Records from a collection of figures
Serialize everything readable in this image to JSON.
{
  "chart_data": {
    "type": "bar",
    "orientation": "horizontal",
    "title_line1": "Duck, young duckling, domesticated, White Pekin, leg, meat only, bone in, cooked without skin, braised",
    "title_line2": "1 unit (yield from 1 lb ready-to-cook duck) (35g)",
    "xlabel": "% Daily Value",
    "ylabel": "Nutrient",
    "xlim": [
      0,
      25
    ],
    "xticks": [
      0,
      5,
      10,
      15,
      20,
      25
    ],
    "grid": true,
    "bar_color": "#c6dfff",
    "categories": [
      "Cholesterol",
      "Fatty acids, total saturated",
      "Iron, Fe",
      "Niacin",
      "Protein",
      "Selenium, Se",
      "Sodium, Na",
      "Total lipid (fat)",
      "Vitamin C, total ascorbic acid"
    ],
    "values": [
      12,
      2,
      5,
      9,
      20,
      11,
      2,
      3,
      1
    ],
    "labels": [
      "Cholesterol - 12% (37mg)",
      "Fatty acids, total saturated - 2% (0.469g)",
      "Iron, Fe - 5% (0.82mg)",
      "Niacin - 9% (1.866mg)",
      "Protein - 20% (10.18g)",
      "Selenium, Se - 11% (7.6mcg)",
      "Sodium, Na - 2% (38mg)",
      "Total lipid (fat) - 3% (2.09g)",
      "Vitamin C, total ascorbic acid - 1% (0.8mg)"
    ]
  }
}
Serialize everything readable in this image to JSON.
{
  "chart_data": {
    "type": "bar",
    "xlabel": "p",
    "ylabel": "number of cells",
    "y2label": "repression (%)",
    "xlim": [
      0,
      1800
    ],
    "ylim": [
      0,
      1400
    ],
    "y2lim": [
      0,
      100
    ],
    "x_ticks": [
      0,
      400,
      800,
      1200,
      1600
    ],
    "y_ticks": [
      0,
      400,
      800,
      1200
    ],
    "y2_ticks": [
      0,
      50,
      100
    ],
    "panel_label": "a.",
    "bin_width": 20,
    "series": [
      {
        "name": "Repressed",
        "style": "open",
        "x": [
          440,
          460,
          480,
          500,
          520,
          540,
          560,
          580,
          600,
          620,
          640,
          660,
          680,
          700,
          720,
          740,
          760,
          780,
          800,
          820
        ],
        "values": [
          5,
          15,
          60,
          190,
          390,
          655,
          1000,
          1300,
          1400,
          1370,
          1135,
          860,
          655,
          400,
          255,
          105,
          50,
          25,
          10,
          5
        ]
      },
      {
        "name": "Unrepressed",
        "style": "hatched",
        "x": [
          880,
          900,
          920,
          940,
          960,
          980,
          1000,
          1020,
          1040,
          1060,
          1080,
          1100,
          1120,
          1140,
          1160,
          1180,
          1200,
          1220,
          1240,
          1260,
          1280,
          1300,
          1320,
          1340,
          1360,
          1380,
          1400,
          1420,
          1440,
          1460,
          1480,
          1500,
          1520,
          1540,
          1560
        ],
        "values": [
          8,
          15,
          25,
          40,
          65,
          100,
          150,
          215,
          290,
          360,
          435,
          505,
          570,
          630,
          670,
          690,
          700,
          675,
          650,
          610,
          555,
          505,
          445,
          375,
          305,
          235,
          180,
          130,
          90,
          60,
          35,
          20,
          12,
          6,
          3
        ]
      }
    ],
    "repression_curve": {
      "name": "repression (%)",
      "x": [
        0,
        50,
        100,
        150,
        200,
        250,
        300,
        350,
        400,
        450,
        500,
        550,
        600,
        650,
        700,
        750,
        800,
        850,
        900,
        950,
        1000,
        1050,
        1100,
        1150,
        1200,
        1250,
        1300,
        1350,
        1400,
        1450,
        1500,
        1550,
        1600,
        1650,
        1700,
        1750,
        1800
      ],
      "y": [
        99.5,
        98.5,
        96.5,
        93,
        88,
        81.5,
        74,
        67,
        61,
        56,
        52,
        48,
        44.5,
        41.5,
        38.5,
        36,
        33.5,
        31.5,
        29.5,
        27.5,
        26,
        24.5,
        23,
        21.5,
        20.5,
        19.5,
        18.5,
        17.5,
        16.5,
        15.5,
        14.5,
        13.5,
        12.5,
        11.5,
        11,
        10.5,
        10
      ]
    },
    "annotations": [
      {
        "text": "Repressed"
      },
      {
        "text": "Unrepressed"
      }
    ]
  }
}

**Action item:** Set the records down again in full, exactly as they read.

**Answer section:**
Serialize everything readable in this image to JSON.
{
  "chart_data": {
    "type": "bar",
    "orientation": "horizontal",
    "title_line1": "Duck, young duckling, domesticated, White Pekin, leg, meat only, bone in, cooked without skin, braised",
    "title_line2": "1 unit (yield from 1 lb ready-to-cook duck) (35g)",
    "xlabel": "% Daily Value",
    "ylabel": "Nutrient",
    "xlim": [
      0,
      25
    ],
    "xticks": [
      0,
      5,
      10,
      15,
      20,
      25
    ],
    "grid": true,
    "bar_color": "#c6dfff",
    "categories": [
      "Cholesterol",
      "Fatty acids, total saturated",
      "Iron, Fe",
      "Niacin",
      "Protein",
      "Selenium, Se",
      "Sodium, Na",
      "Total lipid (fat)",
      "Vitamin C, total ascorbic acid"
    ],
    "values": [
      12,
      2,
      5,
      9,
      20,
      11,
      2,
      3,
      1
    ],
    "labels": [
      "Cholesterol - 12% (37mg)",
      "Fatty acids, total saturated - 2% (0.469g)",
      "Iron, Fe - 5% (0.82mg)",
      "Niacin - 9% (1.866mg)",
      "Protein - 20% (10.18g)",
      "Selenium, Se - 11% (7.6mcg)",
      "Sodium, Na - 2% (38mg)",
      "Total lipid (fat) - 3% (2.09g)",
      "Vitamin C, total ascorbic acid - 1% (0.8mg)"
    ]
  }
}
Serialize everything readable in this image to JSON.
{
  "chart_data": {
    "type": "bar",
    "xlabel": "p",
    "ylabel": "number of cells",
    "y2label": "repression (%)",
    "xlim": [
      0,
      1800
    ],
    "ylim": [
      0,
      1400
    ],
    "y2lim": [
      0,
      100
    ],
    "x_ticks": [
      0,
      400,
      800,
      1200,
      1600
    ],
    "y_ticks": [
      0,
      400,
      800,
      1200
    ],
    "y2_ticks": [
      0,
      50,
      100
    ],
    "panel_label": "a.",
    "bin_width": 20,
    "series": [
      {
        "name": "Repressed",
        "style": "open",
        "x": [
          440,
          460,
          480,
          500,
          520,
          540,
          560,
          580,
          600,
          620,
          640,
          660,
          680,
          700,
          720,
          740,
          760,
          780,
          800,
          820
        ],
        "values": [
          5,
          15,
          60,
          190,
          390,
          655,
          1000,
          1300,
          1400,
          1370,
          1135,
          860,
          655,
          400,
          255,
          105,
          50,
          25,
          10,
          5
        ]
      },
      {
        "name": "Unrepressed",
        "style": "hatched",
        "x": [
          880,
          900,
          920,
          940,
          960,
          980,
          1000,
          1020,
          1040,
          1060,
          1080,
          1100,
          1120,
          1140,
          1160,
          1180,
          1200,
          1220,
          1240,
          1260,
          1280,
          1300,
          1320,
          1340,
          1360,
          1380,
          1400,
          1420,
          1440,
          1460,
          1480,
          1500,
          1520,
          1540,
          1560
        ],
        "values": [
          8,
          15,
          25,
          40,
          65,
          100,
          150,
          215,
          290,
          360,
          435,
          505,
          570,
          630,
          670,
          690,
          700,
          675,
          650,
          610,
          555,
          505,
          445,
          375,
          305,
          235,
          180,
          130,
          90,
          60,
          35,
          20,
          12,
          6,
          3
        ]
      }
    ],
    "repression_curve": {
      "name": "repression (%)",
      "x": [
        0,
        50,
        100,
        150,
        200,
        250,
        300,
        350,
        400,
        450,
        500,
        550,
        600,
        650,
        700,
        750,
        800,
        850,
        900,
        950,
        1000,
        1050,
        1100,
        1150,
        1200,
        1250,
        1300,
        1350,
        1400,
        1450,
        1500,
        1550,
        1600,
        1650,
        1700,
        1750,
        1800
      ],
      "y": [
        99.5,
        98.5,
        96.5,
        93,
        88,
        81.5,
        74,
        67,
        61,
        56,
        52,
        48,
        44.5,
        41.5,
        38.5,
        36,
        33.5,
        31.5,
        29.5,
        27.5,
        26,
        24.5,
        23,
        21.5,
        20.5,
        19.5,
        18.5,
        17.5,
        16.5,
        15.5,
        14.5,
        13.5,
        12.5,
        11.5,
        11,
        10.5,
        10
      ]
    },
    "annotations": [
      {
        "text": "Repressed"
      },
      {
        "text": "Unrepressed"
      }
    ]
  }
}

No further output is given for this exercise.